◆ Aim: Check each line for the word "路桥区第二人民医院医共体" and give how many have it. Say nothing else.

◆ Information shown:
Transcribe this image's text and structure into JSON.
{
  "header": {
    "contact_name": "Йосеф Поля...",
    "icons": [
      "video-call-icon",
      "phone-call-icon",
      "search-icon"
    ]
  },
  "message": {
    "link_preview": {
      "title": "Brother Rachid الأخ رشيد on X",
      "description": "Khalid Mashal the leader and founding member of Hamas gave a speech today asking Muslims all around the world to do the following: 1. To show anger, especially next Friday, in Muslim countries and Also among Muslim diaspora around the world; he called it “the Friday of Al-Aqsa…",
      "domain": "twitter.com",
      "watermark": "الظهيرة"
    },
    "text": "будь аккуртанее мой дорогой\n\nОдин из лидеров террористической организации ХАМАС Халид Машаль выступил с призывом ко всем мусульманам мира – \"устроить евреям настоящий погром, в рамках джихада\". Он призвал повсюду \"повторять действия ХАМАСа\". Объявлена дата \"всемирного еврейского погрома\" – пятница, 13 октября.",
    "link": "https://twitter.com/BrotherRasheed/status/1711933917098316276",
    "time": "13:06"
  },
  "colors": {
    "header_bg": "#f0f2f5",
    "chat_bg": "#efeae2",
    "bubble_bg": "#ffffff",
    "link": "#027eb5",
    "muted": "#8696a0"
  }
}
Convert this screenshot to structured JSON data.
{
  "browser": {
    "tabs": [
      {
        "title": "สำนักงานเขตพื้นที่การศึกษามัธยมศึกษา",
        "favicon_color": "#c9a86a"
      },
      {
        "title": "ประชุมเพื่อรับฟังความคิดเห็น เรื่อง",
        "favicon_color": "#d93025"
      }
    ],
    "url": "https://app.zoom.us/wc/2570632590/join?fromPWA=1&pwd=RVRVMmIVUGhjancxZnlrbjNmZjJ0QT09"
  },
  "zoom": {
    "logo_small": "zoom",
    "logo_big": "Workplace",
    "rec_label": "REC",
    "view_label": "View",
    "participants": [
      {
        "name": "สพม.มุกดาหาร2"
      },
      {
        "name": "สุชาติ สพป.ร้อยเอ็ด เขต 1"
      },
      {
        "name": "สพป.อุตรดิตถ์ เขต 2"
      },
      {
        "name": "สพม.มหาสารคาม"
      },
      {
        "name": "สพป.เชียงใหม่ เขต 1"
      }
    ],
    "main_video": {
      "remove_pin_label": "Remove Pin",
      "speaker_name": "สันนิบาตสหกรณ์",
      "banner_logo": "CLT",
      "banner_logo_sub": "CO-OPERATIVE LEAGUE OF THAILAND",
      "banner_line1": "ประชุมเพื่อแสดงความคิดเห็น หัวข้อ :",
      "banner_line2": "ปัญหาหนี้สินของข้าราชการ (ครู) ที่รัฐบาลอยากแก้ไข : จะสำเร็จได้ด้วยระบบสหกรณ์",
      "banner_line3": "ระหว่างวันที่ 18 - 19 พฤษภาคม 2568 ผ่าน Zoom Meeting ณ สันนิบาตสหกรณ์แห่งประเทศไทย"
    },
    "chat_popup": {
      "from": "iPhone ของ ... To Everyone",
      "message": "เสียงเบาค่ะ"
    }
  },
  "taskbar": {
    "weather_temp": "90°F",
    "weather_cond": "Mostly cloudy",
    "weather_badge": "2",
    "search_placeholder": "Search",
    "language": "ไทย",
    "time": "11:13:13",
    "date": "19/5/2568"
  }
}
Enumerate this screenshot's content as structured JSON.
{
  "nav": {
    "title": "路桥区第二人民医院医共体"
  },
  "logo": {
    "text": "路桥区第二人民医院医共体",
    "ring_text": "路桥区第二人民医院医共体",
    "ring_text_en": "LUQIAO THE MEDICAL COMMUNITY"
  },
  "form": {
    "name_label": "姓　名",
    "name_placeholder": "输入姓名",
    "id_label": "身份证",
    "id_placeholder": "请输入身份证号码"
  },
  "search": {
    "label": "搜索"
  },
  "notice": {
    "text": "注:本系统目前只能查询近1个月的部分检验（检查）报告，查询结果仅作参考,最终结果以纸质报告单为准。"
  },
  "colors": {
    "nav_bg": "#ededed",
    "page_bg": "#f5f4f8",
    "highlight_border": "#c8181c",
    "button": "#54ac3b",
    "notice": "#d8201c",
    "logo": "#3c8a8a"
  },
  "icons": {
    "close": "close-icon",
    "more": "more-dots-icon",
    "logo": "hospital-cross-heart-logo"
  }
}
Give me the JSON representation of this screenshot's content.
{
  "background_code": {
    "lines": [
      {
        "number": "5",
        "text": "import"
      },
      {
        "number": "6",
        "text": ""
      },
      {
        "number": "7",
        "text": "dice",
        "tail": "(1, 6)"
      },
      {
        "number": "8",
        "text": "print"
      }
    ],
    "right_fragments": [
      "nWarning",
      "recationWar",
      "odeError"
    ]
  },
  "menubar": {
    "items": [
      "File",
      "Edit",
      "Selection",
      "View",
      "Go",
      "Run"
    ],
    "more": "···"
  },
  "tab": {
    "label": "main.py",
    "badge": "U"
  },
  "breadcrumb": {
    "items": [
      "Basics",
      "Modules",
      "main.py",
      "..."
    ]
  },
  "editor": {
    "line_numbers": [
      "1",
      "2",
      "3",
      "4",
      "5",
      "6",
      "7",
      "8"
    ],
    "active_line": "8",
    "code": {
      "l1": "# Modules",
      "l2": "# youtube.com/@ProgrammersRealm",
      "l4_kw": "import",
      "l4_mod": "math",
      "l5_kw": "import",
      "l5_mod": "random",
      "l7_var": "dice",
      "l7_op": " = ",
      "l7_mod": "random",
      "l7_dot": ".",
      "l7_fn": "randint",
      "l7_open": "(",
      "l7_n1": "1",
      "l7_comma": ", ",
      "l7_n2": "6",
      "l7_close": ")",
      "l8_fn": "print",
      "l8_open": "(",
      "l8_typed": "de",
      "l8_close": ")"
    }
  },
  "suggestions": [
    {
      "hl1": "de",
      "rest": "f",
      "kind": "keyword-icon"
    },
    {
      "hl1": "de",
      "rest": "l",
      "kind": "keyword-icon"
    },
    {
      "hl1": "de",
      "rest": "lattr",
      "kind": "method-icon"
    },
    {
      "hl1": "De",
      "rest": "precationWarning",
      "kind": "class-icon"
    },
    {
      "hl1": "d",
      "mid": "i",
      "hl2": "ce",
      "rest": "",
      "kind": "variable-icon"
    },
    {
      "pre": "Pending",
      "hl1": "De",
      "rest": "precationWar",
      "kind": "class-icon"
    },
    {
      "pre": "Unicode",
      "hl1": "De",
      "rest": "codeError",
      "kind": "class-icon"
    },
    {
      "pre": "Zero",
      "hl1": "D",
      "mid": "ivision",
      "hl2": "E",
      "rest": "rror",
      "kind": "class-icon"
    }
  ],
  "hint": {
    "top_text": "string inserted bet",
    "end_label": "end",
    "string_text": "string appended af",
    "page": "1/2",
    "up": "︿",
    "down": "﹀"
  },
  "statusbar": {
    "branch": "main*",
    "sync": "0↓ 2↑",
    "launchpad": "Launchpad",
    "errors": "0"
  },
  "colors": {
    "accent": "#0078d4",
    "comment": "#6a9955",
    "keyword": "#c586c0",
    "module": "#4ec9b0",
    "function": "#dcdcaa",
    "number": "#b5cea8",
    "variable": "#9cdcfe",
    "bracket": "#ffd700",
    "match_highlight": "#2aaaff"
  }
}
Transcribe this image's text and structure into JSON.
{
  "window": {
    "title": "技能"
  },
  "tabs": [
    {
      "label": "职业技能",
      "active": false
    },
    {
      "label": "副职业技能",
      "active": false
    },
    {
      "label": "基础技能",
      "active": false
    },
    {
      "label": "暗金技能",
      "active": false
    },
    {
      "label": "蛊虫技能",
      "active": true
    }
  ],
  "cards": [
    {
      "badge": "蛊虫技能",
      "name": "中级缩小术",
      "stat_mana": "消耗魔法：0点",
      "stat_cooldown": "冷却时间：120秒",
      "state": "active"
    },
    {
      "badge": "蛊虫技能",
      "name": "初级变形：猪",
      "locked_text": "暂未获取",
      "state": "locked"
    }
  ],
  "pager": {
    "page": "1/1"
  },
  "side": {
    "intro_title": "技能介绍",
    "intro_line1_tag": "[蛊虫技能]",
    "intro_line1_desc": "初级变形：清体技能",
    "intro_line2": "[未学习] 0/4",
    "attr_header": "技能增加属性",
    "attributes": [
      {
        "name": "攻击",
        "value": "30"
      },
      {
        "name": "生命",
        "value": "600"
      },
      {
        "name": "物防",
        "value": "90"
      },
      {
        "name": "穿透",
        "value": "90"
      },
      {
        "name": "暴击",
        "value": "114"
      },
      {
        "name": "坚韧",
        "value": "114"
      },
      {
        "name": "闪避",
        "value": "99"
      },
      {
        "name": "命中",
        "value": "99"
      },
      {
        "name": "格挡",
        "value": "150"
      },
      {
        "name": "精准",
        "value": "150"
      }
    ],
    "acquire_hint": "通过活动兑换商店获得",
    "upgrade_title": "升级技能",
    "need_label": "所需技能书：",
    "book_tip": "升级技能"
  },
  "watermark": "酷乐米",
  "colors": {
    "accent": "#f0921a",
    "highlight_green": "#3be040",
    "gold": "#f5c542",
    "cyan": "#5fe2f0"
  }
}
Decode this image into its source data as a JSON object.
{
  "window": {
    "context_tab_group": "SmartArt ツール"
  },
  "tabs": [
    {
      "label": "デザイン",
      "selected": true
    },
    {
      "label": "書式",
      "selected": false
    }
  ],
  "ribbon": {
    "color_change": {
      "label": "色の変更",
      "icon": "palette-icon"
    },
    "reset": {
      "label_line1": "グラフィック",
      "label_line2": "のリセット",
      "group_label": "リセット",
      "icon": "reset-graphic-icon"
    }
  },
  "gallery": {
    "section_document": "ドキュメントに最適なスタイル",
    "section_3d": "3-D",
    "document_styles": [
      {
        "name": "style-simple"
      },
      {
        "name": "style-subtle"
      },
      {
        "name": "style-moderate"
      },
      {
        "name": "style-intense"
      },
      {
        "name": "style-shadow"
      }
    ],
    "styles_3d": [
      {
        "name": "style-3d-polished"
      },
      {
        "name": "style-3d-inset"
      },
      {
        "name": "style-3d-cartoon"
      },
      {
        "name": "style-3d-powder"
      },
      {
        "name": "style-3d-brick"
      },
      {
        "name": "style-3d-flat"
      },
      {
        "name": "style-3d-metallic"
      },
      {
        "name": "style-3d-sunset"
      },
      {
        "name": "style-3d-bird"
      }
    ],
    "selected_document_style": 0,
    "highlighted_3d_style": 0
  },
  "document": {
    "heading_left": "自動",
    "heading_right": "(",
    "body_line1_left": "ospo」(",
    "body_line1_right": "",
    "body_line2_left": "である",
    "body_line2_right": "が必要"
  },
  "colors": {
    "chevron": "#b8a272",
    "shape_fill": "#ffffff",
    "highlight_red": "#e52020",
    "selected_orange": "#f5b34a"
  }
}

◆ Solution to this task: 3